[Excerpts from a figure dataset]
>> BEGIN
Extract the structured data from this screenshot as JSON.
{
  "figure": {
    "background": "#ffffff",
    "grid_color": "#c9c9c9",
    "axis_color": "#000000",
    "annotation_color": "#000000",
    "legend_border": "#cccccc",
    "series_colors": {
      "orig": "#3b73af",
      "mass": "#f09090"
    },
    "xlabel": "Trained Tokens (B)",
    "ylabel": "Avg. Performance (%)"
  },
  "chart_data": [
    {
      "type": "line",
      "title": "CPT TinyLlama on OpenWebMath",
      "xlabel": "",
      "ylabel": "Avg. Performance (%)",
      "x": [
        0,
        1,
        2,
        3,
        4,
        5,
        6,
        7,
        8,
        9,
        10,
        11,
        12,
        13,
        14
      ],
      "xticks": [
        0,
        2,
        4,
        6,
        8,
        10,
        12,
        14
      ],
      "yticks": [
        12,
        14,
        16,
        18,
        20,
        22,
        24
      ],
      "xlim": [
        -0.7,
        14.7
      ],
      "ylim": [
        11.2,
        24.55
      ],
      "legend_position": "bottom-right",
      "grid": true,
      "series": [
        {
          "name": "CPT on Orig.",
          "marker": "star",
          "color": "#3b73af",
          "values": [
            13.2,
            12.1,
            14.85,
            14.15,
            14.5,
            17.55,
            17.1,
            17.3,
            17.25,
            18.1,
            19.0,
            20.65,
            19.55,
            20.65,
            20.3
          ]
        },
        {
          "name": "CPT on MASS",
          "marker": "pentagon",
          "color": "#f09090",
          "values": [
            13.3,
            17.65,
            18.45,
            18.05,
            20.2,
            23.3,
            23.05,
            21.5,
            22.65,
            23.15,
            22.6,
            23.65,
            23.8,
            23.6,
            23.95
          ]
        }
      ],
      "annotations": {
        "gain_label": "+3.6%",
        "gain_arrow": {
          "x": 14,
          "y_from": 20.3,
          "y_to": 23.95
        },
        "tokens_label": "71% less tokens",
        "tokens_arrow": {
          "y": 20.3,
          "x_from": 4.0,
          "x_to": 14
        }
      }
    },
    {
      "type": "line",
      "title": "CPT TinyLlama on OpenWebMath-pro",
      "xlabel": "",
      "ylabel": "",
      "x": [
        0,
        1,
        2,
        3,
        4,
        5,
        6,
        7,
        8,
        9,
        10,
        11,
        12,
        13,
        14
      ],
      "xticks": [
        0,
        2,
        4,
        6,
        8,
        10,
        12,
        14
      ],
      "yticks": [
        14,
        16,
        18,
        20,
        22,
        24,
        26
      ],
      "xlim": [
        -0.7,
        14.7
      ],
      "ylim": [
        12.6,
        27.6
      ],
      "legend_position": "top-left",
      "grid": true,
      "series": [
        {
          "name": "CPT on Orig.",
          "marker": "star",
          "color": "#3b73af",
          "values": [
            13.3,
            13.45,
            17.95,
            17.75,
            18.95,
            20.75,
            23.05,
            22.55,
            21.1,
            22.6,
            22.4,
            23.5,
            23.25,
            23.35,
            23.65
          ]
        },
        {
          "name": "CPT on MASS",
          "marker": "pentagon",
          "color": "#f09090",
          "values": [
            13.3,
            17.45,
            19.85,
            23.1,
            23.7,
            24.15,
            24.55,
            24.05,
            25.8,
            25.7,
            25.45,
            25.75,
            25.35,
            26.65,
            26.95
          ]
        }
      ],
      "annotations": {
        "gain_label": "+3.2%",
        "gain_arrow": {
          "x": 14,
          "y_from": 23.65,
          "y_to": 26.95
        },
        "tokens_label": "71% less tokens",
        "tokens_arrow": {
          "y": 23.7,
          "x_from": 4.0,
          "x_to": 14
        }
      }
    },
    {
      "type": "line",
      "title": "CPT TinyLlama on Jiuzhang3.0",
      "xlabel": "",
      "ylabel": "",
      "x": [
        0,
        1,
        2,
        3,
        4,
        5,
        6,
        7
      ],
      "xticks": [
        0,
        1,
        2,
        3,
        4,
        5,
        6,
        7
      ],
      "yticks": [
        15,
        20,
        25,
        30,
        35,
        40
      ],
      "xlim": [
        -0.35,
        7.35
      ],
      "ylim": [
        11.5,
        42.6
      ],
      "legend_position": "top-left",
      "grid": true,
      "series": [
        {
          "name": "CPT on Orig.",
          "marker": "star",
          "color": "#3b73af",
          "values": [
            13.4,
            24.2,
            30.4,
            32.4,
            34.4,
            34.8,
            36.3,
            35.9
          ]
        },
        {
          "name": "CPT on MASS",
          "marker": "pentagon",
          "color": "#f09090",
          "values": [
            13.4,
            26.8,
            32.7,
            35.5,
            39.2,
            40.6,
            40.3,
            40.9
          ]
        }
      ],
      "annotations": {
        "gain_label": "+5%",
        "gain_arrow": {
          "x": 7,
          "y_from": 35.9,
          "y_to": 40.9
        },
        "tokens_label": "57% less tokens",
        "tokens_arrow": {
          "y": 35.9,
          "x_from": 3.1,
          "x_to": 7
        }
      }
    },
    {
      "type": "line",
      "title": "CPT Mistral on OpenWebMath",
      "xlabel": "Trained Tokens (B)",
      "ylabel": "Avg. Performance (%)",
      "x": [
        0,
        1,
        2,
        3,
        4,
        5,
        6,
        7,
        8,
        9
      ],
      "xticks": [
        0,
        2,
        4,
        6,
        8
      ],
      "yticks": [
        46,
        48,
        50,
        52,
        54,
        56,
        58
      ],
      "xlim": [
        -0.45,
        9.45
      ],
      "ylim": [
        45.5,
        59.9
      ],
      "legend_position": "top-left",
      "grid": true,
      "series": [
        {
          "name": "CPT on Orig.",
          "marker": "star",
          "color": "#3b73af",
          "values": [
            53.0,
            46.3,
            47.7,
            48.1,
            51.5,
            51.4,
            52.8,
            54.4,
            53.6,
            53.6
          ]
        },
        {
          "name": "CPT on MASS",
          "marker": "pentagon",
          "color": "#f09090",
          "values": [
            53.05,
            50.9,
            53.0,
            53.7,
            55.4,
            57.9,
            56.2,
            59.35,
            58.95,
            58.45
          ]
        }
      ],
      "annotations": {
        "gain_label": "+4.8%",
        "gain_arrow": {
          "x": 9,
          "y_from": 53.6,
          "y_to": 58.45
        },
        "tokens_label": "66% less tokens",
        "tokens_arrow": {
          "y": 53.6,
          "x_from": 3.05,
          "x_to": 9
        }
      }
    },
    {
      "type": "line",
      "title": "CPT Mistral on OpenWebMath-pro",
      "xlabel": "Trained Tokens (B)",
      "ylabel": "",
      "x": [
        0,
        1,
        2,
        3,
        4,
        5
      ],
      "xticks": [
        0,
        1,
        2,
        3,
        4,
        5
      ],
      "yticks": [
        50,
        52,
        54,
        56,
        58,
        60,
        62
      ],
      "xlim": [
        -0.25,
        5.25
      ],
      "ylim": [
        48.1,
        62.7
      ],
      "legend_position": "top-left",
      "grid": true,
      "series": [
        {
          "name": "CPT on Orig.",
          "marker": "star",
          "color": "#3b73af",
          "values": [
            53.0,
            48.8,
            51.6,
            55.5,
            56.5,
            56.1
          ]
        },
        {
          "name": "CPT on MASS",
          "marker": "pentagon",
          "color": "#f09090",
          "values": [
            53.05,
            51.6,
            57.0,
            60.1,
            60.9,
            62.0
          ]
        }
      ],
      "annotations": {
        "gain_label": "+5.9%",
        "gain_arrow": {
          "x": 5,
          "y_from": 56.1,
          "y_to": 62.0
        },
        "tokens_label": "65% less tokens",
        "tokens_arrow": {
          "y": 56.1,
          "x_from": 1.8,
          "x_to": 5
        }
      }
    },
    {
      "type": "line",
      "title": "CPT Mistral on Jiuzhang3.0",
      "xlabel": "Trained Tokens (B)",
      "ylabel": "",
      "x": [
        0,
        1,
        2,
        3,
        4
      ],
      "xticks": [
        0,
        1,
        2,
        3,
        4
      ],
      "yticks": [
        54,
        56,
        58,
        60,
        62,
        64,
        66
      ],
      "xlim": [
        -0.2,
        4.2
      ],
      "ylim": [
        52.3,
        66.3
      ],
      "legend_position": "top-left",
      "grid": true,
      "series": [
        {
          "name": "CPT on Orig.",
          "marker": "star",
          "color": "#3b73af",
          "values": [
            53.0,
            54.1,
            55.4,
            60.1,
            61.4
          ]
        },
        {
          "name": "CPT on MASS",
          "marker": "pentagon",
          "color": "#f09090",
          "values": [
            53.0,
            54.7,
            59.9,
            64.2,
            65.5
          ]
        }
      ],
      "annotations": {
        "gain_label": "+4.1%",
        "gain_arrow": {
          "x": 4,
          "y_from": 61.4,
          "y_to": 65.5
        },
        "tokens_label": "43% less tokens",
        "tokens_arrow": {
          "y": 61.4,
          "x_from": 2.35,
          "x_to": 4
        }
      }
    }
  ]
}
>> END
GIVEN REQUEST: Give the number of lines above in which the word "less" occurs, with nothing else.

REPLY TO THE EXERCISE: 6